* TO DO
Copy each line of the records that contains the word "فروشگاه".

* MATERIAL SUPPLIED
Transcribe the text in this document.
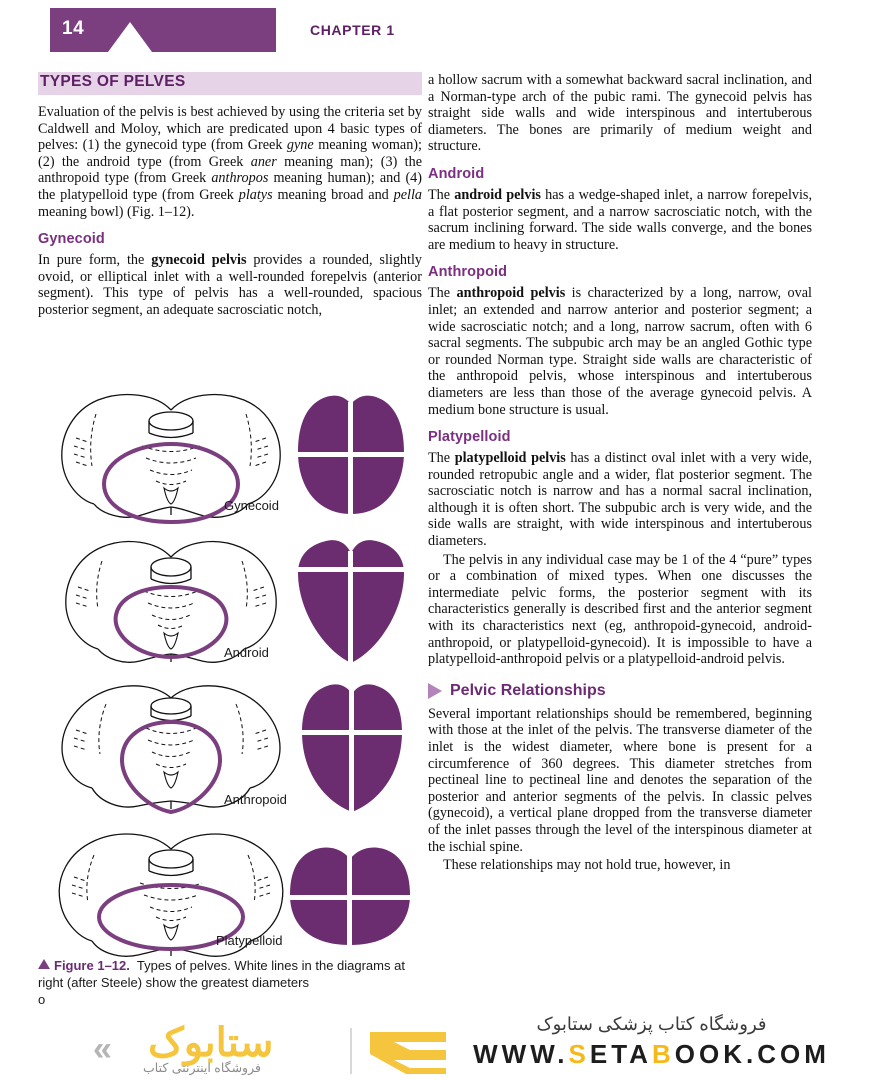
14	CHAPTER 1
TYPES OF PELVES

Evaluation of the pelvis is best achieved by using the criteria set by Caldwell and Moloy, which are predicated upon 4 basic types of pelves: (1) the gynecoid type (from Greek gyne meaning woman); (2) the android type (from Greek aner meaning man); (3) the anthropoid type (from Greek anthropos meaning human); and (4) the platypelloid type (from Greek platys meaning broad and pella meaning bowl) (Fig. 1–12).

Gynecoid

In pure form, the gynecoid pelvis provides a rounded, slightly ovoid, or elliptical inlet with a well-rounded forepelvis (anterior segment). This type of pelvis has a well-rounded, spacious posterior segment, an adequate sacrosciatic notch,

Gynecoid
Android
Anthropoid
Platypelloid
Figure 1–12. Types of pelves. White lines in the diagrams at right (after Steele) show the greatest diameters
o

a hollow sacrum with a somewhat backward sacral inclination, and a Norman-type arch of the pubic rami. The gynecoid pelvis has straight side walls and wide interspinous and intertuberous diameters. The bones are primarily of medium weight and structure.

Android

The android pelvis has a wedge-shaped inlet, a narrow forepelvis, a flat posterior segment, and a narrow sacrosciatic notch, with the sacrum inclining forward. The side walls converge, and the bones are medium to heavy in structure.

Anthropoid

The anthropoid pelvis is characterized by a long, narrow, oval inlet; an extended and narrow anterior and posterior segment; a wide sacrosciatic notch; and a long, narrow sacrum, often with 6 sacral segments. The subpubic arch may be an angled Gothic type or rounded Norman type. Straight side walls are characteristic of the anthropoid pelvis, whose interspinous and intertuberous diameters are less than those of the average gynecoid pelvis. A medium bone structure is usual.

Platypelloid

The platypelloid pelvis has a distinct oval inlet with a very wide, rounded retropubic angle and a wider, flat posterior segment. The sacrosciatic notch is narrow and has a normal sacral inclination, although it is often short. The subpubic arch is very wide, and the side walls are straight, with wide interspinous and intertuberous diameters.

The pelvis in any individual case may be 1 of the 4 “pure” types or a combination of mixed types. When one discusses the intermediate pelvic forms, the posterior segment with its characteristics generally is described first and the anterior segment with its characteristics next (eg, anthropoid-gynecoid, android-anthropoid, or platypelloid-gynecoid). It is impossible to have a platypelloid-anthropoid pelvis or a platypelloid-android pelvis.

Pelvic Relationships

Several important relationships should be remembered, beginning with those at the inlet of the pelvis. The transverse diameter of the inlet is the widest diameter, where bone is present for a circumference of 360 degrees. This diameter stretches from pectineal line to pectineal line and denotes the separation of the posterior and anterior segments of the pelvis. In classic pelves (gynecoid), a vertical plane dropped from the transverse diameter of the inlet passes through the level of the interspinous diameter at the ischial spine.

These relationships may not hold true, however, in

« ستابوک
فروشگاه اینترنتی کتاب
فروشگاه کتاب پزشکی ستابوک
WWW.SETABOOK.COM
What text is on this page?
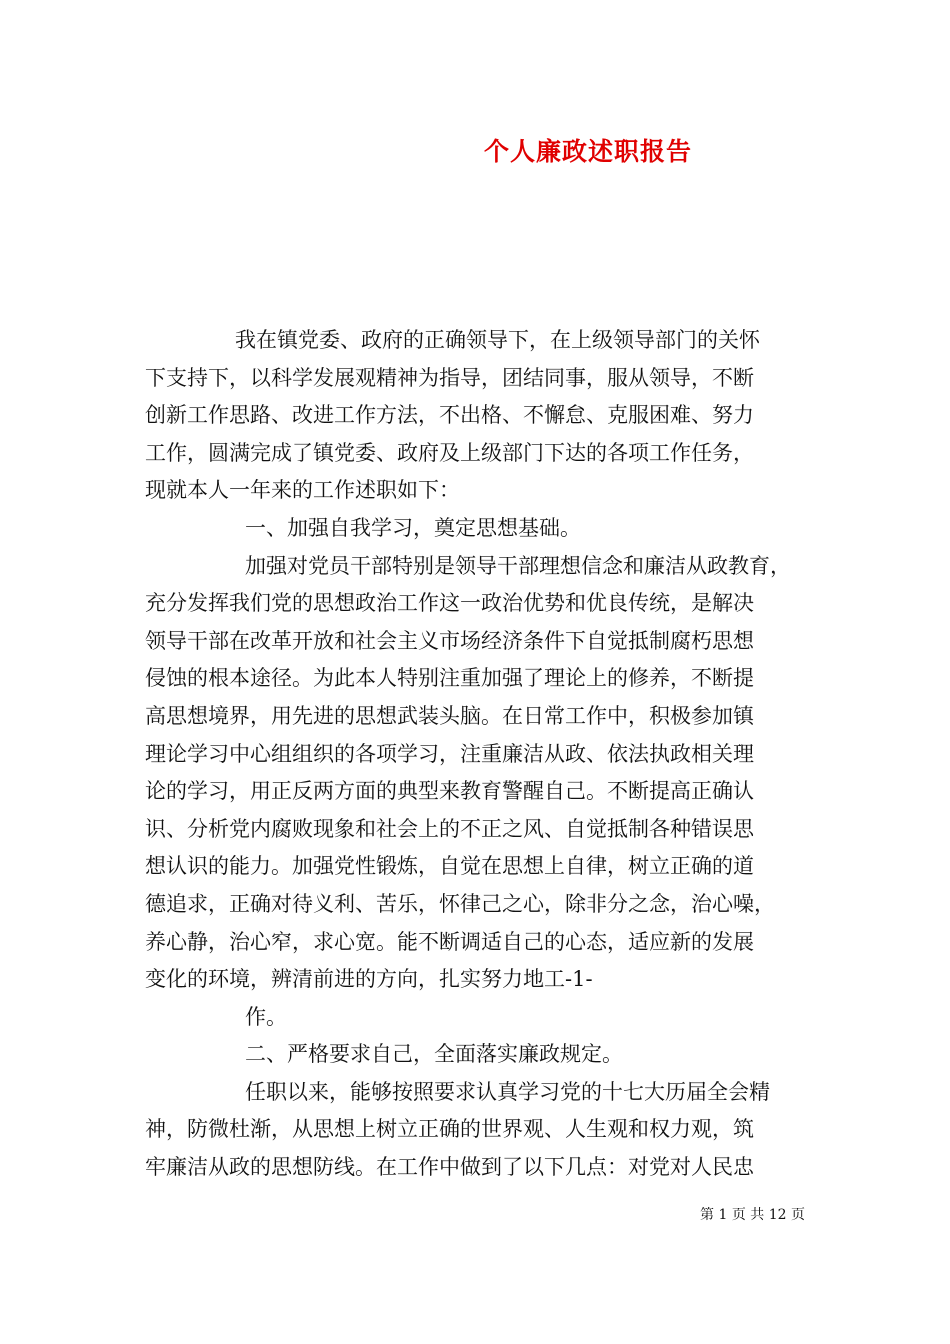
个人廉政述职报告

我在镇党委、政府的正确领导下，在上级领导部门的关怀

下支持下，以科学发展观精神为指导，团结同事，服从领导，不断

创新工作思路、改进工作方法，不出格、不懈怠、克服困难、努力

工作，圆满完成了镇党委、政府及上级部门下达的各项工作任务，

现就本人一年来的工作述职如下：

一、加强自我学习，奠定思想基础。

加强对党员干部特别是领导干部理想信念和廉洁从政教育，

充分发挥我们党的思想政治工作这一政治优势和优良传统，是解决

领导干部在改革开放和社会主义市场经济条件下自觉抵制腐朽思想

侵蚀的根本途径。为此本人特别注重加强了理论上的修养，不断提

高思想境界，用先进的思想武装头脑。在日常工作中，积极参加镇

理论学习中心组组织的各项学习，注重廉洁从政、依法执政相关理

论的学习，用正反两方面的典型来教育警醒自己。不断提高正确认

识、分析党内腐败现象和社会上的不正之风、自觉抵制各种错误思

想认识的能力。加强党性锻炼，自觉在思想上自律，树立正确的道

德追求，正确对待义利、苦乐，怀律己之心，除非分之念，治心噪，

养心静，治心窄，求心宽。能不断调适自己的心态，适应新的发展

变化的环境，辨清前进的方向，扎实努力地工-1-

作。

二、严格要求自己，全面落实廉政规定。

任职以来，能够按照要求认真学习党的十七大历届全会精

神，防微杜渐，从思想上树立正确的世界观、人生观和权力观，筑

牢廉洁从政的思想防线。在工作中做到了以下几点：对党对人民忠

第 1 页 共 12 页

* SOLUTION BELOW
فروشگاه اینترنتی کتاب
فروشگاه کتاب پزشکی ستابوک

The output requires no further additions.